:: MATERIAL SHOWN

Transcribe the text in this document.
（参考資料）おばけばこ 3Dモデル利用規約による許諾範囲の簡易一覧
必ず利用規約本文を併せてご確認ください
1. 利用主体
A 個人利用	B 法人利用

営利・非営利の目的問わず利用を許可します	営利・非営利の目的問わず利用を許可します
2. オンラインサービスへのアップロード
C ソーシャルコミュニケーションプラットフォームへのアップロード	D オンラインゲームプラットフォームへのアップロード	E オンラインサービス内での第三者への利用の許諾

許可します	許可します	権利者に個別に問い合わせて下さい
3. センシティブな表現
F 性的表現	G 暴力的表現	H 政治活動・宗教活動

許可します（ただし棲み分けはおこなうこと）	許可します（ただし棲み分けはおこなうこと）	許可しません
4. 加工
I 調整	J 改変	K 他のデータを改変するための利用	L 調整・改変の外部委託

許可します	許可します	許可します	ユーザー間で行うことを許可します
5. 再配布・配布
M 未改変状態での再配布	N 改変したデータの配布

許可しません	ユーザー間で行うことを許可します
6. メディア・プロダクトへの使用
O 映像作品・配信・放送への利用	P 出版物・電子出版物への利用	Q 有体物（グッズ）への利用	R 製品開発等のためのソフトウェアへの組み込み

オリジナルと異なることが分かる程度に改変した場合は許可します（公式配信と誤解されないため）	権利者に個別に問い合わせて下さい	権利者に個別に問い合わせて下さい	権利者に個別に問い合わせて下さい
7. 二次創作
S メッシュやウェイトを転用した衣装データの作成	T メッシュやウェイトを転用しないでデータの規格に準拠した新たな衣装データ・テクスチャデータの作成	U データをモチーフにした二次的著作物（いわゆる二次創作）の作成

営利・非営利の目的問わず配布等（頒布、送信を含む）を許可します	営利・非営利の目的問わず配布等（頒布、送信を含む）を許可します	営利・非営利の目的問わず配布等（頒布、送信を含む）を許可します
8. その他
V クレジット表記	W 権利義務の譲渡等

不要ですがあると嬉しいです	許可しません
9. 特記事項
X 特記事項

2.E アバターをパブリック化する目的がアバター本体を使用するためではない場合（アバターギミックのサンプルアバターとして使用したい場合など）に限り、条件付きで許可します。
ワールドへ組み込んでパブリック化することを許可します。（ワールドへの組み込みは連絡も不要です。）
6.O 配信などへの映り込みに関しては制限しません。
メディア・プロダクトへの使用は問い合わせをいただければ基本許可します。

::::

Write out all records exactly, keeping every detail.

■ THE SOLUTION:
Transcribe the text in this document.
（参考資料）おばけばこ 3Dモデル利用規約による許諾範囲の簡易一覧
必ず利用規約本文を併せてご確認ください
1. 利用主体
A 個人利用	B 法人利用

営利・非営利の目的問わず利用を許可します	営利・非営利の目的問わず利用を許可します
2. オンラインサービスへのアップロード
C ソーシャルコミュニケーションプラットフォームへのアップロード	D オンラインゲームプラットフォームへのアップロード	E オンラインサービス内での第三者への利用の許諾

許可します	許可します	権利者に個別に問い合わせて下さい
3. センシティブな表現
F 性的表現	G 暴力的表現	H 政治活動・宗教活動

許可します（ただし棲み分けはおこなうこと）	許可します（ただし棲み分けはおこなうこと）	許可しません
4. 加工
I 調整	J 改変	K 他のデータを改変するための利用	L 調整・改変の外部委託

許可します	許可します	許可します	ユーザー間で行うことを許可します
5. 再配布・配布
M 未改変状態での再配布	N 改変したデータの配布

許可しません	ユーザー間で行うことを許可します
6. メディア・プロダクトへの使用
O 映像作品・配信・放送への利用	P 出版物・電子出版物への利用	Q 有体物（グッズ）への利用	R 製品開発等のためのソフトウェアへの組み込み

オリジナルと異なることが分かる程度に改変した場合は許可します（公式配信と誤解されないため）	権利者に個別に問い合わせて下さい	権利者に個別に問い合わせて下さい	権利者に個別に問い合わせて下さい
7. 二次創作
S メッシュやウェイトを転用した衣装データの作成	T メッシュやウェイトを転用しないでデータの規格に準拠した新たな衣装データ・テクスチャデータの作成	U データをモチーフにした二次的著作物（いわゆる二次創作）の作成

営利・非営利の目的問わず配布等（頒布、送信を含む）を許可します	営利・非営利の目的問わず配布等（頒布、送信を含む）を許可します	営利・非営利の目的問わず配布等（頒布、送信を含む）を許可します
8. その他
V クレジット表記	W 権利義務の譲渡等

不要ですがあると嬉しいです	許可しません
9. 特記事項
X 特記事項

2.E アバターをパブリック化する目的がアバター本体を使用するためではない場合（アバターギミックのサンプルアバターとして使用したい場合など）に限り、条件付きで許可します。
ワールドへ組み込んでパブリック化することを許可します。（ワールドへの組み込みは連絡も不要です。）
6.O 配信などへの映り込みに関しては制限しません。
メディア・プロダクトへの使用は問い合わせをいただければ基本許可します。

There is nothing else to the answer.